── Recorded information ──
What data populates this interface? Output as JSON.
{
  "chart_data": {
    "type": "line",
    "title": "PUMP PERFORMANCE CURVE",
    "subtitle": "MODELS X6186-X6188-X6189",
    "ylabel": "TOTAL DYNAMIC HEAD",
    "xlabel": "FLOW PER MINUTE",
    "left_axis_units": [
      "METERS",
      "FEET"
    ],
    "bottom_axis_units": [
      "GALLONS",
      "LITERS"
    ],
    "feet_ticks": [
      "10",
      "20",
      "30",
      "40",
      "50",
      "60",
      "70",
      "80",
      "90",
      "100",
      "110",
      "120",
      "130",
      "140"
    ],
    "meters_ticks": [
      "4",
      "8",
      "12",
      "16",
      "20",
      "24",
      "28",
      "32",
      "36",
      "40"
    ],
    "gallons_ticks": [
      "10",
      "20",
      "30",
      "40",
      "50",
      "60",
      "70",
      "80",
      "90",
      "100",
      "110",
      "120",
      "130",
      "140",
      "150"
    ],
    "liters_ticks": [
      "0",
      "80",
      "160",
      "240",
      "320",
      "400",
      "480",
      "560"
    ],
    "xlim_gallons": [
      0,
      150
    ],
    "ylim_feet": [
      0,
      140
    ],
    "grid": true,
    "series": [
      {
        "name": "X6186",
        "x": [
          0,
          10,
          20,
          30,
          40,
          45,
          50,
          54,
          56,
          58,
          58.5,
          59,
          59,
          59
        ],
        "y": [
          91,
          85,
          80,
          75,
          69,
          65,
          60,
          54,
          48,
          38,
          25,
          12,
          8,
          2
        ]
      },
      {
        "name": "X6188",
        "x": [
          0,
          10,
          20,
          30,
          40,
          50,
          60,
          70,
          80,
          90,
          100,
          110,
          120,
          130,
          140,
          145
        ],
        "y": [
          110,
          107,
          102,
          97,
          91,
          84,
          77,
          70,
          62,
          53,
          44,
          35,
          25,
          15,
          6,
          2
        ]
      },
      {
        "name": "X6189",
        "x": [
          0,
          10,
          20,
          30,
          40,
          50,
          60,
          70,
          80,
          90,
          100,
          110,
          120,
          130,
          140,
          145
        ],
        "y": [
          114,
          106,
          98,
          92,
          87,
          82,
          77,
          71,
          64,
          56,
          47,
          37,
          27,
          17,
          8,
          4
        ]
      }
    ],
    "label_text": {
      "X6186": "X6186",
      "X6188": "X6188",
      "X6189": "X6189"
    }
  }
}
───
Task to carry out: Go through the listing and copy all of it exactly.

Full answer:
What data populates this interface? Output as JSON.
{
  "chart_data": {
    "type": "line",
    "title": "PUMP PERFORMANCE CURVE",
    "subtitle": "MODELS X6186-X6188-X6189",
    "ylabel": "TOTAL DYNAMIC HEAD",
    "xlabel": "FLOW PER MINUTE",
    "left_axis_units": [
      "METERS",
      "FEET"
    ],
    "bottom_axis_units": [
      "GALLONS",
      "LITERS"
    ],
    "feet_ticks": [
      "10",
      "20",
      "30",
      "40",
      "50",
      "60",
      "70",
      "80",
      "90",
      "100",
      "110",
      "120",
      "130",
      "140"
    ],
    "meters_ticks": [
      "4",
      "8",
      "12",
      "16",
      "20",
      "24",
      "28",
      "32",
      "36",
      "40"
    ],
    "gallons_ticks": [
      "10",
      "20",
      "30",
      "40",
      "50",
      "60",
      "70",
      "80",
      "90",
      "100",
      "110",
      "120",
      "130",
      "140",
      "150"
    ],
    "liters_ticks": [
      "0",
      "80",
      "160",
      "240",
      "320",
      "400",
      "480",
      "560"
    ],
    "xlim_gallons": [
      0,
      150
    ],
    "ylim_feet": [
      0,
      140
    ],
    "grid": true,
    "series": [
      {
        "name": "X6186",
        "x": [
          0,
          10,
          20,
          30,
          40,
          45,
          50,
          54,
          56,
          58,
          58.5,
          59,
          59,
          59
        ],
        "y": [
          91,
          85,
          80,
          75,
          69,
          65,
          60,
          54,
          48,
          38,
          25,
          12,
          8,
          2
        ]
      },
      {
        "name": "X6188",
        "x": [
          0,
          10,
          20,
          30,
          40,
          50,
          60,
          70,
          80,
          90,
          100,
          110,
          120,
          130,
          140,
          145
        ],
        "y": [
          110,
          107,
          102,
          97,
          91,
          84,
          77,
          70,
          62,
          53,
          44,
          35,
          25,
          15,
          6,
          2
        ]
      },
      {
        "name": "X6189",
        "x": [
          0,
          10,
          20,
          30,
          40,
          50,
          60,
          70,
          80,
          90,
          100,
          110,
          120,
          130,
          140,
          145
        ],
        "y": [
          114,
          106,
          98,
          92,
          87,
          82,
          77,
          71,
          64,
          56,
          47,
          37,
          27,
          17,
          8,
          4
        ]
      }
    ],
    "label_text": {
      "X6186": "X6186",
      "X6188": "X6188",
      "X6189": "X6189"
    }
  }
}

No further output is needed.